§ **Required work**
In the records that follow, locate every line with "must" and extract it.
====== Raw records ======
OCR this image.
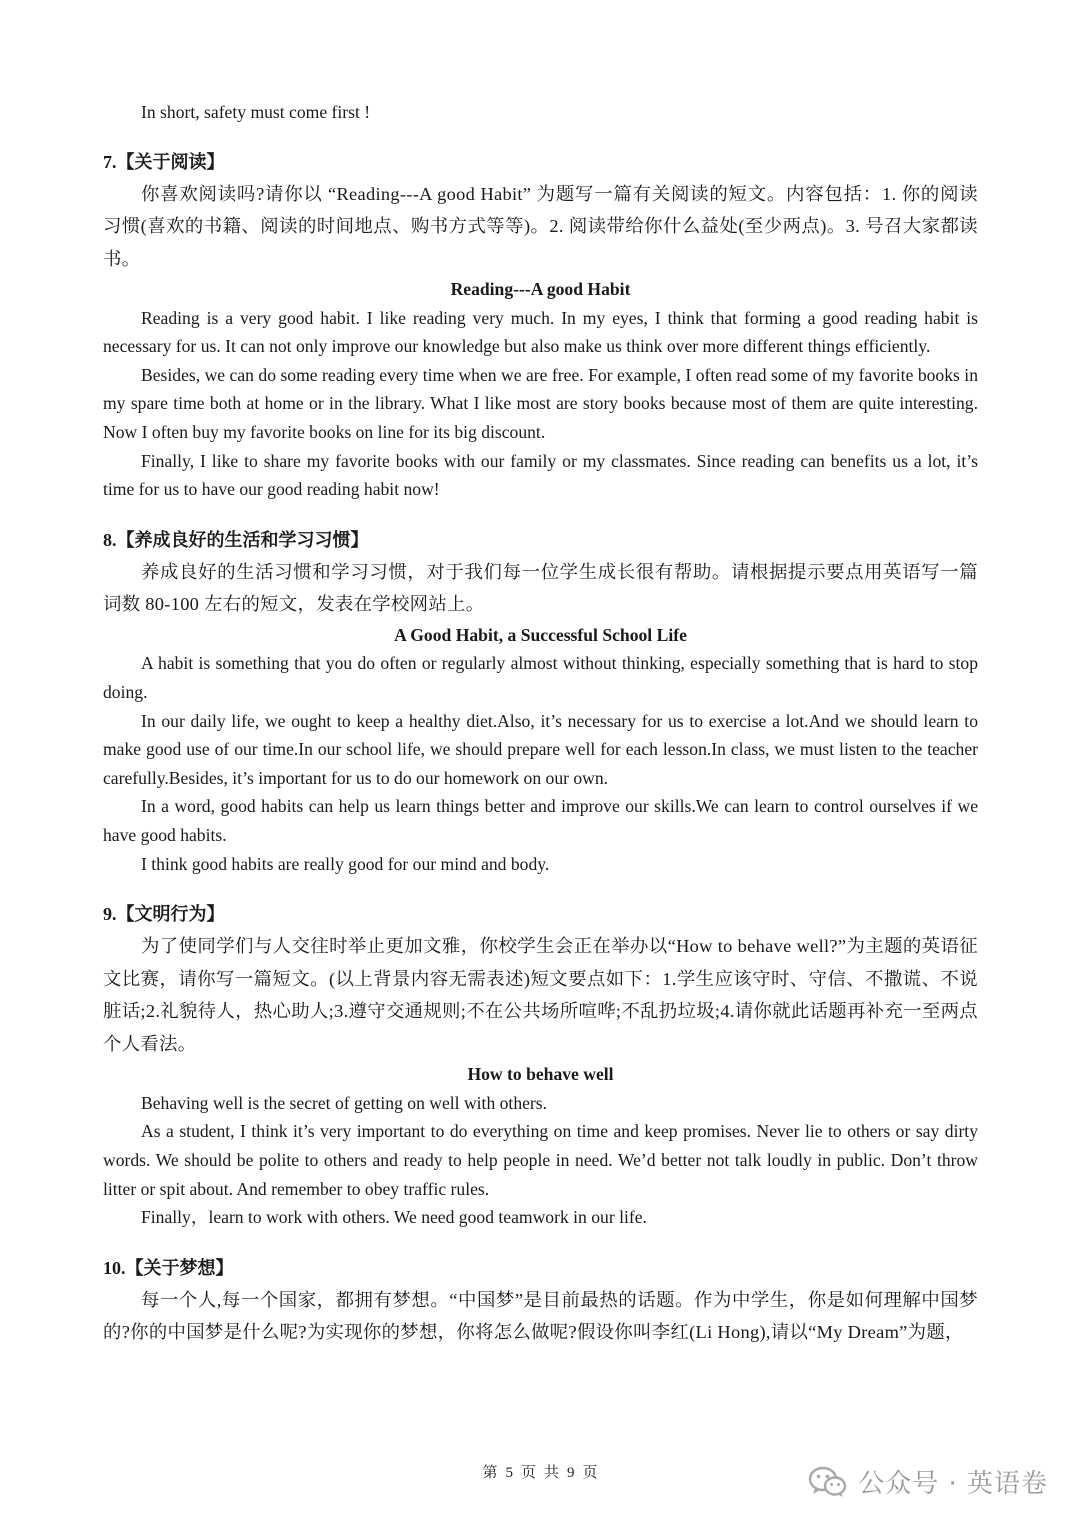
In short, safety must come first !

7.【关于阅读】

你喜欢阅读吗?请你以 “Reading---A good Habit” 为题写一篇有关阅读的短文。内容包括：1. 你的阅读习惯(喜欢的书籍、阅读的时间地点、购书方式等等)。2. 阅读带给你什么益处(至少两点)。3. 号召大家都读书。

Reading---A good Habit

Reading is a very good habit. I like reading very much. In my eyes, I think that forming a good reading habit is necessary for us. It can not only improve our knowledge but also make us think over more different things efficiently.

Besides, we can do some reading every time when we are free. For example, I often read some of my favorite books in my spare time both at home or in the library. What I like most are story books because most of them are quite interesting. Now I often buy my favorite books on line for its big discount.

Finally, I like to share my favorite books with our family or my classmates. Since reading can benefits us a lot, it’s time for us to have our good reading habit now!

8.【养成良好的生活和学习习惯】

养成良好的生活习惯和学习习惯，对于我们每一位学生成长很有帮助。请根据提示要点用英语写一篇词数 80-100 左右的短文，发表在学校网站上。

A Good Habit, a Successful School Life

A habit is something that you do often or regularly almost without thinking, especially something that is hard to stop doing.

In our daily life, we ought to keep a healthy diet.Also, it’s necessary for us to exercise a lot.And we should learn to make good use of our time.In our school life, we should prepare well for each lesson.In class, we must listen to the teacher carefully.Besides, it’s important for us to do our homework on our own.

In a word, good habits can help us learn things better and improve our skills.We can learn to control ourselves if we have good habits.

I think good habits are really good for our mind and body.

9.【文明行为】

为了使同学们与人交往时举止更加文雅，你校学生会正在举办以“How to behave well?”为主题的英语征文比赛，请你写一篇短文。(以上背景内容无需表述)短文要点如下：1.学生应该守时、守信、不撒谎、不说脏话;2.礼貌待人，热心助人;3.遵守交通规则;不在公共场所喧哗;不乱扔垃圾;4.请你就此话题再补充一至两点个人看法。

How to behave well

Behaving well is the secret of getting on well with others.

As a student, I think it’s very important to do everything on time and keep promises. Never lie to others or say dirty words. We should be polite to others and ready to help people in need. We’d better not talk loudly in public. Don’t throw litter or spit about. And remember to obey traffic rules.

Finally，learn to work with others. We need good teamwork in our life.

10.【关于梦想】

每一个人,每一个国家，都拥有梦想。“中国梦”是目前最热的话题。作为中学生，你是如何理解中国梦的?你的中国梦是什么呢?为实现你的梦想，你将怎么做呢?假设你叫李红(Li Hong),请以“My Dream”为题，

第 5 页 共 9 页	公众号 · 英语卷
======
§ **Output for this exercise**
In short, safety must come first !
In our daily life, we ought to keep a healthy diet.Also, it’s necessary for us to exercise a lot.And we should learn to make good use of our time.In our school life, we should prepare well for each lesson.In class, we must listen to the teacher carefully.Besides, it’s important for us to do our homework on our own.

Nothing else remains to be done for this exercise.